What to work on
Review the lines that follow and copy each one that contains the word "dash".

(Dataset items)
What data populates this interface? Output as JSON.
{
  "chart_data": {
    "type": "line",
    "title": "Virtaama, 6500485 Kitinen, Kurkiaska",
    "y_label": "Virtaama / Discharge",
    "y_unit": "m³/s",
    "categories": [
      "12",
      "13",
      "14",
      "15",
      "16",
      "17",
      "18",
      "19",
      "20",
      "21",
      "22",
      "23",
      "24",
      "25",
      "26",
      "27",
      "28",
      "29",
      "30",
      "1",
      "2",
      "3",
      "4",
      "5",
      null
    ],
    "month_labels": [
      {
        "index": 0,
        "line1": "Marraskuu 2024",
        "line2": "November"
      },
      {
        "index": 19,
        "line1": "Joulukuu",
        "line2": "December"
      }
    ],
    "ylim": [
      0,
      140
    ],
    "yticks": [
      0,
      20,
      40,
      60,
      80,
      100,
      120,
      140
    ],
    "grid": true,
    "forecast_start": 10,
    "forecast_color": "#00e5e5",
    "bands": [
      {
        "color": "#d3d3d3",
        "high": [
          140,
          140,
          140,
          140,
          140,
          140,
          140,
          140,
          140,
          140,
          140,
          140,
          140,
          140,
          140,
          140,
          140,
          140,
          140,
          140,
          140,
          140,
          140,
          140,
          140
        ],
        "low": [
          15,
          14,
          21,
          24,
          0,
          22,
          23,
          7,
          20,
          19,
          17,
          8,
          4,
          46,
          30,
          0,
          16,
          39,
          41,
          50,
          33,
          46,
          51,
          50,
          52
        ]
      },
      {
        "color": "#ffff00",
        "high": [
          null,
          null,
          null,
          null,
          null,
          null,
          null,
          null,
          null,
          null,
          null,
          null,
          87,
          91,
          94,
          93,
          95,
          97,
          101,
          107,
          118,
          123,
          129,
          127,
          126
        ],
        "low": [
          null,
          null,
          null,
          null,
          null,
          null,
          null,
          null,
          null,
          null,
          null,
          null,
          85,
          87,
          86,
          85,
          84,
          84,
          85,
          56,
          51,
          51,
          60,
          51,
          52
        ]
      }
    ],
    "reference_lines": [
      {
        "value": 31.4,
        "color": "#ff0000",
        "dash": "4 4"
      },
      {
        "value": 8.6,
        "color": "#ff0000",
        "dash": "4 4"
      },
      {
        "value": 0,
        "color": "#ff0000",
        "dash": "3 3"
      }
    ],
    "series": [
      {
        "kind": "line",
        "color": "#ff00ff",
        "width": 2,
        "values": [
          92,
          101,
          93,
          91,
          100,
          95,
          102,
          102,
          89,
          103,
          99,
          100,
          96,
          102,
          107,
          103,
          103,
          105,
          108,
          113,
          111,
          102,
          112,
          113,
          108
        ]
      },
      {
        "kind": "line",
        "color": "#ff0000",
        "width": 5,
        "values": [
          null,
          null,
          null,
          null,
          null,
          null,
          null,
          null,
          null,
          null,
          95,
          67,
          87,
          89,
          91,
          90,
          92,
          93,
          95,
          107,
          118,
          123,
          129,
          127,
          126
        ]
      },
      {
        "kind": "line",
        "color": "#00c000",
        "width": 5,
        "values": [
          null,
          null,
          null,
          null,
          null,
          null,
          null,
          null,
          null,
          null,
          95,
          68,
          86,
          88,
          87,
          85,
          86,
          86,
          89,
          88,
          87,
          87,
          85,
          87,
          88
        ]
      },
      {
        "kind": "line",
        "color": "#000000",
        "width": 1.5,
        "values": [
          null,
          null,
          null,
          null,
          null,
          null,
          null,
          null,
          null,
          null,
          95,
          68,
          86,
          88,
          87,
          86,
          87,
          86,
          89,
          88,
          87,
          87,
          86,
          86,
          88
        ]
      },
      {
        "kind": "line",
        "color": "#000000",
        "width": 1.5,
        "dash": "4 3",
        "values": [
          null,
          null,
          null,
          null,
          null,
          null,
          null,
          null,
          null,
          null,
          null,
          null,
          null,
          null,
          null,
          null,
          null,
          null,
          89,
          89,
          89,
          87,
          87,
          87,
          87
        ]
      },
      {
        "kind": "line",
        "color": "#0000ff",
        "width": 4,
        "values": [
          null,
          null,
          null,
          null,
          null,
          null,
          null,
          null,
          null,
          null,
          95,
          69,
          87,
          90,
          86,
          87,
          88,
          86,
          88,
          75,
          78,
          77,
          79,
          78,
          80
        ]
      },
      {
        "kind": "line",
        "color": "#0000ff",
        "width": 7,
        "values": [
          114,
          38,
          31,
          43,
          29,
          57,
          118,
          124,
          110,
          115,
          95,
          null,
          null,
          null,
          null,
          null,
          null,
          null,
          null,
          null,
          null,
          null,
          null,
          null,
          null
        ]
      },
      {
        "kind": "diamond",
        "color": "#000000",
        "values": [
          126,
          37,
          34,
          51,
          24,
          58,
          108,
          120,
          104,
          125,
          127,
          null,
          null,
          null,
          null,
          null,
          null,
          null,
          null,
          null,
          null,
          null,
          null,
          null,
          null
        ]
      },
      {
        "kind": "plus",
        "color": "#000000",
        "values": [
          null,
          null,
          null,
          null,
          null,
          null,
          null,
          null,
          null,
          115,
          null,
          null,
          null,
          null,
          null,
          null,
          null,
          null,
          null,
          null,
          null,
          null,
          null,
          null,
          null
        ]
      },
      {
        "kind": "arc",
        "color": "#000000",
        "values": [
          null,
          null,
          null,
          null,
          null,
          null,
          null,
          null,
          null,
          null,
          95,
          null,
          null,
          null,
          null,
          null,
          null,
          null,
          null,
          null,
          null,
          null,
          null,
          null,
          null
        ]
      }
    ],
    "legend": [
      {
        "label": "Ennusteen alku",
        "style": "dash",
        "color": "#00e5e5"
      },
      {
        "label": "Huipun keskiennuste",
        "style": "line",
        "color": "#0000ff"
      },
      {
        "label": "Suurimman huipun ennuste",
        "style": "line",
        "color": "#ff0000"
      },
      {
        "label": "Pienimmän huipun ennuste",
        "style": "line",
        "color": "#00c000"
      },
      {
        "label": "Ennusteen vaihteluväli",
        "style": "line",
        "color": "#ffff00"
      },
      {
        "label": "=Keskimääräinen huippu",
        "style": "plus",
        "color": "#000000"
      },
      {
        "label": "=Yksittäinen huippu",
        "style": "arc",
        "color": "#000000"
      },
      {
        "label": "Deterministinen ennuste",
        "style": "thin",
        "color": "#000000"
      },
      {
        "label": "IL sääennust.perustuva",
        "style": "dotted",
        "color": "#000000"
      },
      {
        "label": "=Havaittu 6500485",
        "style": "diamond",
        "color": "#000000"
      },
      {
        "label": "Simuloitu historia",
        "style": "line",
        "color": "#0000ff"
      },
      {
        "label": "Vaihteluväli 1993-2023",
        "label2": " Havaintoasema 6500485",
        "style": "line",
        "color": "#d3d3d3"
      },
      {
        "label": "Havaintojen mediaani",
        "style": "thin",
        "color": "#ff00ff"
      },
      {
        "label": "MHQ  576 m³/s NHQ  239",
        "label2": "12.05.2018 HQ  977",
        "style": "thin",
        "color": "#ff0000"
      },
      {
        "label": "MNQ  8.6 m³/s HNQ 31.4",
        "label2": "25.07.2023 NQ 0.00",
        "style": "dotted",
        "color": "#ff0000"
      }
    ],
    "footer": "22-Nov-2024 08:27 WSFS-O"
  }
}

Response to this exercise
        "dash": "4 4"
        "dash": "4 4"
        "dash": "3 3"
        "dash": "4 3",
        "style": "dash",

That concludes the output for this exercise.